Challenge ▸
Count lines, not occurrences: give the number of lines holding the word "monthly", and nothing besides.

Stored dataset items:

━━━━━━━━━━━━━━━━

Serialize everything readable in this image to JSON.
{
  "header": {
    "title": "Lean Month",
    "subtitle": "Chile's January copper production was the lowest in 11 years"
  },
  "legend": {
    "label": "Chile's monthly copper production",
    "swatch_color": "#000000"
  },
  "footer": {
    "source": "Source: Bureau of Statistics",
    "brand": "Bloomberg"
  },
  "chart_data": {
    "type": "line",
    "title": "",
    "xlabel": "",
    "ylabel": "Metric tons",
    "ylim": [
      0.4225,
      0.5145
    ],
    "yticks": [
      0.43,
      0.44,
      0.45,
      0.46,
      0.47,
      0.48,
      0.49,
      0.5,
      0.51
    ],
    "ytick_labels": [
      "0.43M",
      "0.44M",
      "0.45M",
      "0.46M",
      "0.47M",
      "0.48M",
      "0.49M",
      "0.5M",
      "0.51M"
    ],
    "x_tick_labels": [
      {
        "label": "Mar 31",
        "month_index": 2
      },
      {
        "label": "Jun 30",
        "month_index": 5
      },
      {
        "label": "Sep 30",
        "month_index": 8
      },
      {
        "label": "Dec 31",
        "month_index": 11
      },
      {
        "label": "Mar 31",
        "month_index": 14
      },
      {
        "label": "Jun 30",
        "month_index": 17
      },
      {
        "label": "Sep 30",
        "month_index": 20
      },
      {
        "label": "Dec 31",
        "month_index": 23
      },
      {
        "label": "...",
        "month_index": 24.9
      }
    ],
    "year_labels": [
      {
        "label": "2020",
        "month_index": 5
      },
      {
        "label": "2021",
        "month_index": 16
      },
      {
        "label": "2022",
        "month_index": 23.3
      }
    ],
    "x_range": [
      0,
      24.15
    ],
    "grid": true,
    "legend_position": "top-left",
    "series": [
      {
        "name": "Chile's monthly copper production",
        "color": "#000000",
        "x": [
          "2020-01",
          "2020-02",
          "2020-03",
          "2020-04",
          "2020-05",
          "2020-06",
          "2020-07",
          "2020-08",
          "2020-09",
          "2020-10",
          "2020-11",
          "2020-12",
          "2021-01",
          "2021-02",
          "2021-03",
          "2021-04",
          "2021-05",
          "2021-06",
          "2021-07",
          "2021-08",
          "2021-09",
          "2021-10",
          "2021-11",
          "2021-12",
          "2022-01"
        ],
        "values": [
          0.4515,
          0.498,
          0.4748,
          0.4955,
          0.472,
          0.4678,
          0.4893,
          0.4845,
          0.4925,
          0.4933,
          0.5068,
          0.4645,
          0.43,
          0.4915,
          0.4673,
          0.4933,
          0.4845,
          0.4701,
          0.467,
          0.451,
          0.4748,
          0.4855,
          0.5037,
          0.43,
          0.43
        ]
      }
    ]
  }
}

━━━━━━━━━━━━━━━━

Worked solution ▸
2